# [Work instructions]
Your answer is a single number: how many lines hold the word "name"?

# [Input data]
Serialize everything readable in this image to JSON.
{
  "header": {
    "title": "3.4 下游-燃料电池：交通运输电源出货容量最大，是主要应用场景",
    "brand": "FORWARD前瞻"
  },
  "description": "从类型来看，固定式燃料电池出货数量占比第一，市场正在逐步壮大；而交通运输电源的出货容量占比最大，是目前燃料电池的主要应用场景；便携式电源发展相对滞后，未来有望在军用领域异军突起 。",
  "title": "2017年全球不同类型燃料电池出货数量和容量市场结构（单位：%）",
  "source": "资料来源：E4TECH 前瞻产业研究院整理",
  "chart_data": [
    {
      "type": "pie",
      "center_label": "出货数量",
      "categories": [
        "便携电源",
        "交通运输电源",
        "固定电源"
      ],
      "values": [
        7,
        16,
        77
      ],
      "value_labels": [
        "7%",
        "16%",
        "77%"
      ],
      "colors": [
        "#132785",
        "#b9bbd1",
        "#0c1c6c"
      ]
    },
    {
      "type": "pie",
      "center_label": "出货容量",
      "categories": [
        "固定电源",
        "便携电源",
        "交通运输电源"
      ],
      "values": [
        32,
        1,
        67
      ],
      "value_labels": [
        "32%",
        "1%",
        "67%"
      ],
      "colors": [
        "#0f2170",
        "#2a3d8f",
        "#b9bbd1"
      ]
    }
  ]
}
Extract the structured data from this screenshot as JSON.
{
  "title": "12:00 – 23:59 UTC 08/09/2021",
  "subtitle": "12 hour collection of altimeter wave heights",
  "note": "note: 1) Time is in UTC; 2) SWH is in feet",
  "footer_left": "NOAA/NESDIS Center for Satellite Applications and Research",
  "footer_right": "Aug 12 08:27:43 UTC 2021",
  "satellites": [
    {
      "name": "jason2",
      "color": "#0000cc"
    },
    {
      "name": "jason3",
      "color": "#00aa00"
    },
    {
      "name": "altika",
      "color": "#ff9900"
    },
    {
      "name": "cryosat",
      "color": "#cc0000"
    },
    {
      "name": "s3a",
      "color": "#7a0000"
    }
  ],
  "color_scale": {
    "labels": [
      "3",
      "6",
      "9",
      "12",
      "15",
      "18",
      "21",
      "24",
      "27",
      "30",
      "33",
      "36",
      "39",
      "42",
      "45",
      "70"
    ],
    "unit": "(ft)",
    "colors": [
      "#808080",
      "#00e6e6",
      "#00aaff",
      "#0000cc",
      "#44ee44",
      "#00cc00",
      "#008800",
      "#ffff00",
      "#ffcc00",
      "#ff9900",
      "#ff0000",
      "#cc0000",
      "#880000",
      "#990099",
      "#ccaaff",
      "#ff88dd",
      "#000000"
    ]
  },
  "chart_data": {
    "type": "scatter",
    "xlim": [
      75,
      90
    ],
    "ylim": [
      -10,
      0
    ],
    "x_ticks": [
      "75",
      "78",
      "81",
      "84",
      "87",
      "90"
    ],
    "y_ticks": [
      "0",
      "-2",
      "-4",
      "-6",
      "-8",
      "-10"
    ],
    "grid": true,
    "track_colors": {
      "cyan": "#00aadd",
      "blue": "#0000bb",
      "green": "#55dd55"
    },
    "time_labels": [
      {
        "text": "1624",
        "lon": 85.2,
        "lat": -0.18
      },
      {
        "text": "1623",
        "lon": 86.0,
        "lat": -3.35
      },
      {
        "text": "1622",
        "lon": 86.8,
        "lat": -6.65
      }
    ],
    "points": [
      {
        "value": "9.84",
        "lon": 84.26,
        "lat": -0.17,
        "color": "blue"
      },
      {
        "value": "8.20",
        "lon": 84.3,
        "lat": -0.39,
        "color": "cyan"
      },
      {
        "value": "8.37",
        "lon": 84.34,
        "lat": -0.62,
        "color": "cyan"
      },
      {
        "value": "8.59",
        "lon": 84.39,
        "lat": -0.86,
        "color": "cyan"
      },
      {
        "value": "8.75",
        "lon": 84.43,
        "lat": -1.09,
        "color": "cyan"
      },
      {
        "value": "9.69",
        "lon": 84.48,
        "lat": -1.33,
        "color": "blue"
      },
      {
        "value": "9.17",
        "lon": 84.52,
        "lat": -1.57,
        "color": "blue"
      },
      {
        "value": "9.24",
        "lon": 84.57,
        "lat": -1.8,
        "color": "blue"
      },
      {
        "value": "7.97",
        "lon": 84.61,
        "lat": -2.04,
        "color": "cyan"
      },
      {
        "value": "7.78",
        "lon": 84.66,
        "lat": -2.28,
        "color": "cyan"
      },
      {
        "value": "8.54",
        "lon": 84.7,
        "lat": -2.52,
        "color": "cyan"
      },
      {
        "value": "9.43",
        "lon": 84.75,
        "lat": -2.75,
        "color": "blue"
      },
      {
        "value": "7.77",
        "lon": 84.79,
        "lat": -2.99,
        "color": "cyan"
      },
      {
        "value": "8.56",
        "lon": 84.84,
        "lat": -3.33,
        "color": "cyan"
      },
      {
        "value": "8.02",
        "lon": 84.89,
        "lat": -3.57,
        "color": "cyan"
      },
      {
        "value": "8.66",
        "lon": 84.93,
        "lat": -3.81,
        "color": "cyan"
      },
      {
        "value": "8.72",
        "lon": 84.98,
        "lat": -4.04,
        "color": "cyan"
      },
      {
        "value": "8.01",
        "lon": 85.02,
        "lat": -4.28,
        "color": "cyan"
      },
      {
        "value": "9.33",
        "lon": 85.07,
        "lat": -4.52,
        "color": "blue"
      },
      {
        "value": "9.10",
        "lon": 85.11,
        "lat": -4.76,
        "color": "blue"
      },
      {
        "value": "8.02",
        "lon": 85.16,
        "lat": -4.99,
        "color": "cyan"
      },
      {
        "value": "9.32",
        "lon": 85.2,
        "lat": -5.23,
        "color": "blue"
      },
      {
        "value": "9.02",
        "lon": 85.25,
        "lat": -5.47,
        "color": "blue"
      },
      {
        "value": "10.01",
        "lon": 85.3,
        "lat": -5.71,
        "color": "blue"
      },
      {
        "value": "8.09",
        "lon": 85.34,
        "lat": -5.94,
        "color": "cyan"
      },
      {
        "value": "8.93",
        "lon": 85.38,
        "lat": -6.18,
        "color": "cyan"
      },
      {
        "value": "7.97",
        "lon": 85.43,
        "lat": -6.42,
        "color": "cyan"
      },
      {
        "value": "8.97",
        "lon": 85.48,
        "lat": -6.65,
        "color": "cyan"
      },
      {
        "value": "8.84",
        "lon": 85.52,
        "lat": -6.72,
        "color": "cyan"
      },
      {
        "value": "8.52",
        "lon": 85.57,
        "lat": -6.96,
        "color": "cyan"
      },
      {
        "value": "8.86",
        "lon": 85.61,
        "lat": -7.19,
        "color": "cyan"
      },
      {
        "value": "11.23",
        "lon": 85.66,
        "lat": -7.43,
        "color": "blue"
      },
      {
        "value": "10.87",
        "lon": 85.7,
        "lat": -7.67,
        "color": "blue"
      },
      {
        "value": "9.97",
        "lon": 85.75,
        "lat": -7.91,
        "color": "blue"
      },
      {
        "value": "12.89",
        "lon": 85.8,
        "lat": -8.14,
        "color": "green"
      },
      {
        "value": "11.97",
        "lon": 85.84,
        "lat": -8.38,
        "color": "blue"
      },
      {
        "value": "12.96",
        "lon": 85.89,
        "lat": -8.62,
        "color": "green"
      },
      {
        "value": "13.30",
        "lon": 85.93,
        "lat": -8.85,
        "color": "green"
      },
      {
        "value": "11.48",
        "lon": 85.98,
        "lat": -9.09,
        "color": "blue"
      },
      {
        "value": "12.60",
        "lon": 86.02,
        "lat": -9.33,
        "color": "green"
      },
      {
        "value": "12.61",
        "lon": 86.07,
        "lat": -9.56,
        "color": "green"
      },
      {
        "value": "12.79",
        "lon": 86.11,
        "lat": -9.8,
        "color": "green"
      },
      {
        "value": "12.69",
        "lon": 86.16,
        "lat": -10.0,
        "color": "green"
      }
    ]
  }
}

# [The output]
5